▶ WHAT THE TASK REQUIRES: Return all entries word for word, but drop any images.

------

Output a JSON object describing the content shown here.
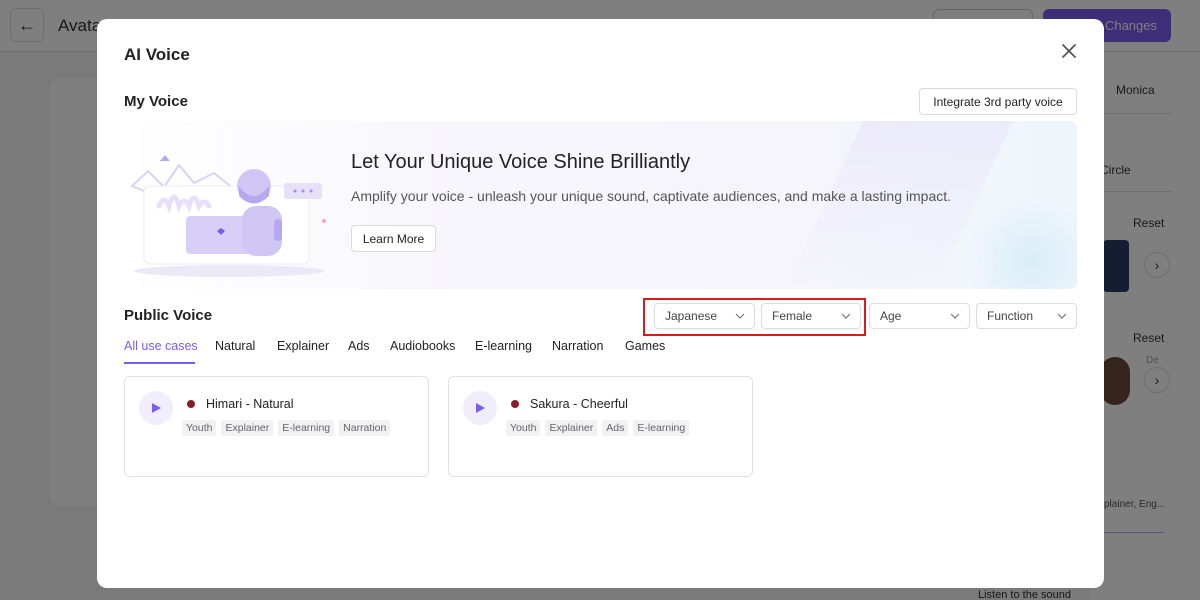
{
  "background": {
    "page_title": "Avata",
    "primary_button_label": "Changes",
    "right_panel": {
      "name": "Monica",
      "circle_label": "Circle",
      "reset_label_1": "Reset",
      "reset_label_2": "Reset",
      "dim_label": "De",
      "voice_tags_label": "plainer, Eng...",
      "listen_label": "Listen to the sound"
    }
  },
  "modal": {
    "title": "AI Voice",
    "my_voice": {
      "title": "My Voice",
      "integrate_label": "Integrate 3rd party voice",
      "banner": {
        "heading": "Let Your Unique Voice Shine Brilliantly",
        "description": "Amplify your voice - unleash your unique sound, captivate audiences, and make a lasting impact.",
        "learn_more_label": "Learn More"
      }
    },
    "public_voice": {
      "title": "Public Voice",
      "filters": [
        {
          "label": "Japanese"
        },
        {
          "label": "Female"
        },
        {
          "label": "Age"
        },
        {
          "label": "Function"
        }
      ],
      "tabs": [
        {
          "label": "All use cases",
          "active": true
        },
        {
          "label": "Natural"
        },
        {
          "label": "Explainer"
        },
        {
          "label": "Ads"
        },
        {
          "label": "Audiobooks"
        },
        {
          "label": "E-learning"
        },
        {
          "label": "Narration"
        },
        {
          "label": "Games"
        }
      ],
      "voices": [
        {
          "name": "Himari - Natural",
          "tags": [
            "Youth",
            "Explainer",
            "E-learning",
            "Narration"
          ]
        },
        {
          "name": "Sakura - Cheerful",
          "tags": [
            "Youth",
            "Explainer",
            "Ads",
            "E-learning"
          ]
        }
      ]
    }
  },
  "colors": {
    "accent": "#7b5cf0",
    "highlight": "#d81b1b",
    "flag": "#8b1a2b"
  }
}
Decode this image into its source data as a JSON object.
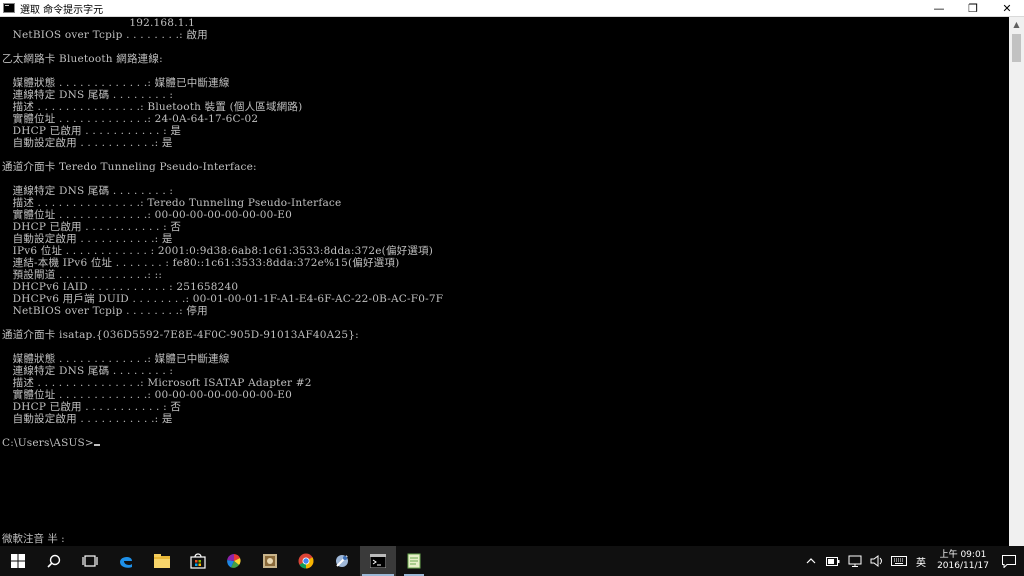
{
  "window": {
    "title": "選取 命令提示字元",
    "minimize": "—",
    "maximize": "❐",
    "close": "✕"
  },
  "console": {
    "lines": [
      "                                    192.168.1.1",
      "   NetBIOS over Tcpip . . . . . . . .: 啟用",
      "",
      "乙太網路卡 Bluetooth 網路連線:",
      "",
      "   媒體狀態 . . . . . . . . . . . . .: 媒體已中斷連線",
      "   連線特定 DNS 尾碼 . . . . . . . . :",
      "   描述 . . . . . . . . . . . . . . .: Bluetooth 裝置 (個人區域網路)",
      "   實體位址 . . . . . . . . . . . . .: 24-0A-64-17-6C-02",
      "   DHCP 已啟用 . . . . . . . . . . . : 是",
      "   自動設定啟用 . . . . . . . . . . .: 是",
      "",
      "通道介面卡 Teredo Tunneling Pseudo-Interface:",
      "",
      "   連線特定 DNS 尾碼 . . . . . . . . :",
      "   描述 . . . . . . . . . . . . . . .: Teredo Tunneling Pseudo-Interface",
      "   實體位址 . . . . . . . . . . . . .: 00-00-00-00-00-00-00-E0",
      "   DHCP 已啟用 . . . . . . . . . . . : 否",
      "   自動設定啟用 . . . . . . . . . . .: 是",
      "   IPv6 位址 . . . . . . . . . . . . : 2001:0:9d38:6ab8:1c61:3533:8dda:372e(偏好選項)",
      "   連結-本機 IPv6 位址 . . . . . . . : fe80::1c61:3533:8dda:372e%15(偏好選項)",
      "   預設閘道 . . . . . . . . . . . . .: ::",
      "   DHCPv6 IAID . . . . . . . . . . . : 251658240",
      "   DHCPv6 用戶端 DUID . . . . . . . .: 00-01-00-01-1F-A1-E4-6F-AC-22-0B-AC-F0-7F",
      "   NetBIOS over Tcpip . . . . . . . .: 停用",
      "",
      "通道介面卡 isatap.{036D5592-7E8E-4F0C-905D-91013AF40A25}:",
      "",
      "   媒體狀態 . . . . . . . . . . . . .: 媒體已中斷連線",
      "   連線特定 DNS 尾碼 . . . . . . . . :",
      "   描述 . . . . . . . . . . . . . . .: Microsoft ISATAP Adapter #2",
      "   實體位址 . . . . . . . . . . . . .: 00-00-00-00-00-00-00-E0",
      "   DHCP 已啟用 . . . . . . . . . . . : 否",
      "   自動設定啟用 . . . . . . . . . . .: 是",
      "",
      "C:\\Users\\ASUS>"
    ],
    "ime_status": "微軟注音 半 :"
  },
  "taskbar": {
    "apps": [
      {
        "name": "start-button",
        "icon": "windows-logo-icon"
      },
      {
        "name": "search-button",
        "icon": "search-icon"
      },
      {
        "name": "task-view-button",
        "icon": "task-view-icon"
      },
      {
        "name": "edge-button",
        "icon": "edge-icon"
      },
      {
        "name": "file-explorer-button",
        "icon": "folder-icon"
      },
      {
        "name": "store-button",
        "icon": "store-icon"
      },
      {
        "name": "picasa-button",
        "icon": "pinwheel-icon"
      },
      {
        "name": "app-photo-button",
        "icon": "photo-app-icon"
      },
      {
        "name": "chrome-button",
        "icon": "chrome-icon"
      },
      {
        "name": "app-tool-button",
        "icon": "tool-app-icon"
      },
      {
        "name": "cmd-button",
        "icon": "cmd-icon"
      },
      {
        "name": "notepad-button",
        "icon": "notepad-icon"
      }
    ],
    "language": "英",
    "clock_time": "上午 09:01",
    "clock_date": "2016/11/17"
  },
  "colors": {
    "console_bg": "#000000",
    "console_text": "#c0c0c0",
    "taskbar_bg": "#101010",
    "accent": "#9bb8d6"
  }
}
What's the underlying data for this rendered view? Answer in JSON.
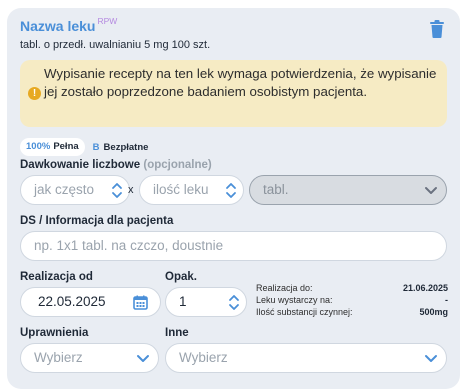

------

▶ PROBLEM SOLUTION:
Output a JSON object describing the content shown here.
{
  "background": {
    "page_title": "Avata",
    "primary_button_label": "Changes",
    "right_panel": {
      "name": "Monica",
      "circle_label": "Circle",
      "reset_label_1": "Reset",
      "reset_label_2": "Reset",
      "dim_label": "De",
      "voice_tags_label": "plainer, Eng...",
      "listen_label": "Listen to the sound"
    }
  },
  "modal": {
    "title": "AI Voice",
    "my_voice": {
      "title": "My Voice",
      "integrate_label": "Integrate 3rd party voice",
      "banner": {
        "heading": "Let Your Unique Voice Shine Brilliantly",
        "description": "Amplify your voice - unleash your unique sound, captivate audiences, and make a lasting impact.",
        "learn_more_label": "Learn More"
      }
    },
    "public_voice": {
      "title": "Public Voice",
      "filters": [
        {
          "label": "Japanese"
        },
        {
          "label": "Female"
        },
        {
          "label": "Age"
        },
        {
          "label": "Function"
        }
      ],
      "tabs": [
        {
          "label": "All use cases",
          "active": true
        },
        {
          "label": "Natural"
        },
        {
          "label": "Explainer"
        },
        {
          "label": "Ads"
        },
        {
          "label": "Audiobooks"
        },
        {
          "label": "E-learning"
        },
        {
          "label": "Narration"
        },
        {
          "label": "Games"
        }
      ],
      "voices": [
        {
          "name": "Himari - Natural",
          "tags": [
            "Youth",
            "Explainer",
            "E-learning",
            "Narration"
          ]
        },
        {
          "name": "Sakura - Cheerful",
          "tags": [
            "Youth",
            "Explainer",
            "Ads",
            "E-learning"
          ]
        }
      ]
    }
  },
  "colors": {
    "accent": "#7b5cf0",
    "highlight": "#d81b1b",
    "flag": "#8b1a2b"
  }
}
Decode this image into its source data as a JSON object.
{
  "window": {
    "title": "選取 命令提示字元",
    "minimize": "—",
    "maximize": "❐",
    "close": "✕"
  },
  "console": {
    "lines": [
      "                                    192.168.1.1",
      "   NetBIOS over Tcpip . . . . . . . .: 啟用",
      "",
      "乙太網路卡 Bluetooth 網路連線:",
      "",
      "   媒體狀態 . . . . . . . . . . . . .: 媒體已中斷連線",
      "   連線特定 DNS 尾碼 . . . . . . . . :",
      "   描述 . . . . . . . . . . . . . . .: Bluetooth 裝置 (個人區域網路)",
      "   實體位址 . . . . . . . . . . . . .: 24-0A-64-17-6C-02",
      "   DHCP 已啟用 . . . . . . . . . . . : 是",
      "   自動設定啟用 . . . . . . . . . . .: 是",
      "",
      "通道介面卡 Teredo Tunneling Pseudo-Interface:",
      "",
      "   連線特定 DNS 尾碼 . . . . . . . . :",
      "   描述 . . . . . . . . . . . . . . .: Teredo Tunneling Pseudo-Interface",
      "   實體位址 . . . . . . . . . . . . .: 00-00-00-00-00-00-00-E0",
      "   DHCP 已啟用 . . . . . . . . . . . : 否",
      "   自動設定啟用 . . . . . . . . . . .: 是",
      "   IPv6 位址 . . . . . . . . . . . . : 2001:0:9d38:6ab8:1c61:3533:8dda:372e(偏好選項)",
      "   連結-本機 IPv6 位址 . . . . . . . : fe80::1c61:3533:8dda:372e%15(偏好選項)",
      "   預設閘道 . . . . . . . . . . . . .: ::",
      "   DHCPv6 IAID . . . . . . . . . . . : 251658240",
      "   DHCPv6 用戶端 DUID . . . . . . . .: 00-01-00-01-1F-A1-E4-6F-AC-22-0B-AC-F0-7F",
      "   NetBIOS over Tcpip . . . . . . . .: 停用",
      "",
      "通道介面卡 isatap.{036D5592-7E8E-4F0C-905D-91013AF40A25}:",
      "",
      "   媒體狀態 . . . . . . . . . . . . .: 媒體已中斷連線",
      "   連線特定 DNS 尾碼 . . . . . . . . :",
      "   描述 . . . . . . . . . . . . . . .: Microsoft ISATAP Adapter #2",
      "   實體位址 . . . . . . . . . . . . .: 00-00-00-00-00-00-00-E0",
      "   DHCP 已啟用 . . . . . . . . . . . : 否",
      "   自動設定啟用 . . . . . . . . . . .: 是",
      "",
      "C:\\Users\\ASUS>"
    ],
    "ime_status": "微軟注音 半 :"
  },
  "taskbar": {
    "apps": [
      {
        "name": "start-button",
        "icon": "windows-logo-icon"
      },
      {
        "name": "search-button",
        "icon": "search-icon"
      },
      {
        "name": "task-view-button",
        "icon": "task-view-icon"
      },
      {
        "name": "edge-button",
        "icon": "edge-icon"
      },
      {
        "name": "file-explorer-button",
        "icon": "folder-icon"
      },
      {
        "name": "store-button",
        "icon": "store-icon"
      },
      {
        "name": "picasa-button",
        "icon": "pinwheel-icon"
      },
      {
        "name": "app-photo-button",
        "icon": "photo-app-icon"
      },
      {
        "name": "chrome-button",
        "icon": "chrome-icon"
      },
      {
        "name": "app-tool-button",
        "icon": "tool-app-icon"
      },
      {
        "name": "cmd-button",
        "icon": "cmd-icon"
      },
      {
        "name": "notepad-button",
        "icon": "notepad-icon"
      }
    ],
    "language": "英",
    "clock_time": "上午 09:01",
    "clock_date": "2016/11/17"
  },
  "colors": {
    "console_bg": "#000000",
    "console_text": "#c0c0c0",
    "taskbar_bg": "#101010",
    "accent": "#9bb8d6"
  }
}
What's the underlying data for this rendered view? Answer in JSON.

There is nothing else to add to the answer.